**WHAT THE TASK ASKS:** Repeat every line exactly, keeping the pictures out of the copy.

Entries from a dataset
######

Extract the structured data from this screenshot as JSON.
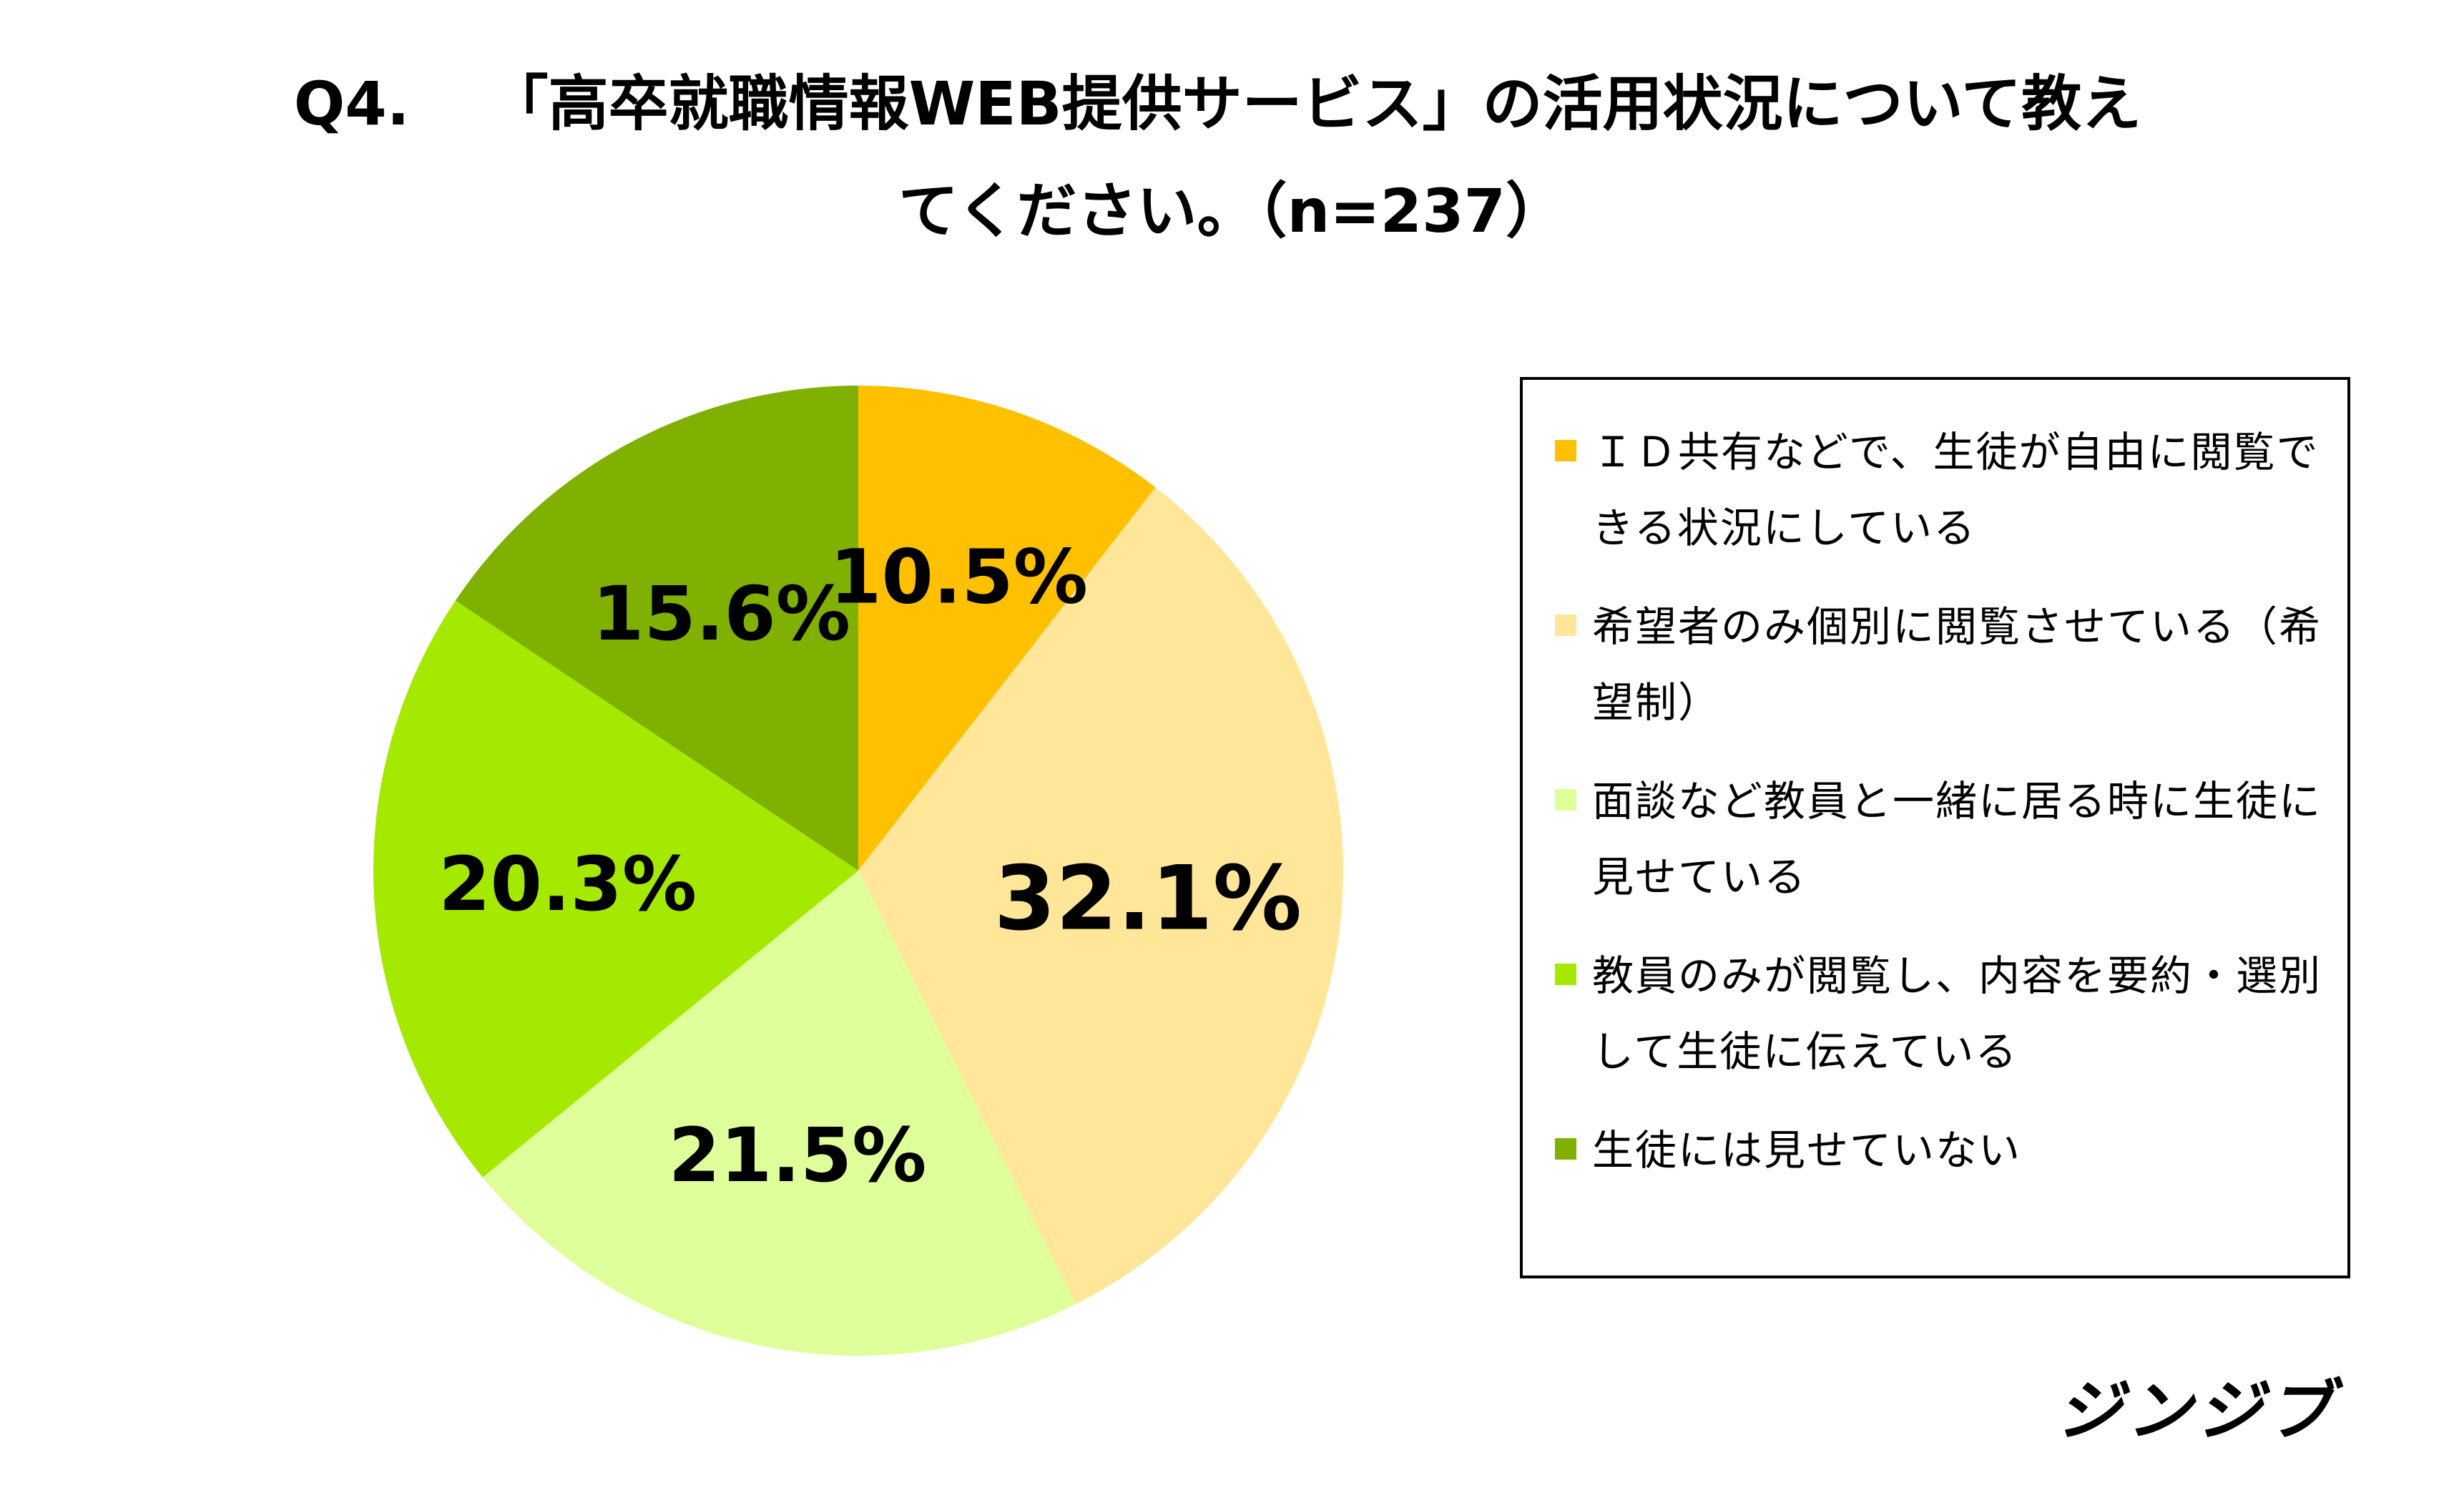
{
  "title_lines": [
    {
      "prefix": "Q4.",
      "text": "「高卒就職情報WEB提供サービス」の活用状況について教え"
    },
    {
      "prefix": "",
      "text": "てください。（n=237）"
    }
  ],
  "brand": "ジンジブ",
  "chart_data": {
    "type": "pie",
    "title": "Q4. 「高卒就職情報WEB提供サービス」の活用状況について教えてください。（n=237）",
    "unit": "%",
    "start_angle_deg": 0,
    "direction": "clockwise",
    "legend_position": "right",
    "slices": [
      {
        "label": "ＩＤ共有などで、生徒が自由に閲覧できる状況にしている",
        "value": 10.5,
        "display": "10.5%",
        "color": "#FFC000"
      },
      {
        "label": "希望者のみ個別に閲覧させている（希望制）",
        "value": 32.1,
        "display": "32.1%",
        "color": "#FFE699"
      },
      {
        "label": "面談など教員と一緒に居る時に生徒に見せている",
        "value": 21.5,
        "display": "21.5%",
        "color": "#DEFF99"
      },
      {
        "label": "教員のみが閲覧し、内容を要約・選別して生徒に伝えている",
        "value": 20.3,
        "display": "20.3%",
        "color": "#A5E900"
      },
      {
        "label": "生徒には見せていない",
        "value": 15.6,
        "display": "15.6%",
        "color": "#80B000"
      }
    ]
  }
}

######

**THE ANSWER:**
Extract the structured data from this screenshot as JSON.
{
  "title_lines": [
    {
      "prefix": "Q4.",
      "text": "「高卒就職情報WEB提供サービス」の活用状況について教え"
    },
    {
      "prefix": "",
      "text": "てください。（n=237）"
    }
  ],
  "brand": "ジンジブ",
  "chart_data": {
    "type": "pie",
    "title": "Q4. 「高卒就職情報WEB提供サービス」の活用状況について教えてください。（n=237）",
    "unit": "%",
    "start_angle_deg": 0,
    "direction": "clockwise",
    "legend_position": "right",
    "slices": [
      {
        "label": "ＩＤ共有などで、生徒が自由に閲覧できる状況にしている",
        "value": 10.5,
        "display": "10.5%",
        "color": "#FFC000"
      },
      {
        "label": "希望者のみ個別に閲覧させている（希望制）",
        "value": 32.1,
        "display": "32.1%",
        "color": "#FFE699"
      },
      {
        "label": "面談など教員と一緒に居る時に生徒に見せている",
        "value": 21.5,
        "display": "21.5%",
        "color": "#DEFF99"
      },
      {
        "label": "教員のみが閲覧し、内容を要約・選別して生徒に伝えている",
        "value": 20.3,
        "display": "20.3%",
        "color": "#A5E900"
      },
      {
        "label": "生徒には見せていない",
        "value": 15.6,
        "display": "15.6%",
        "color": "#80B000"
      }
    ]
  }
}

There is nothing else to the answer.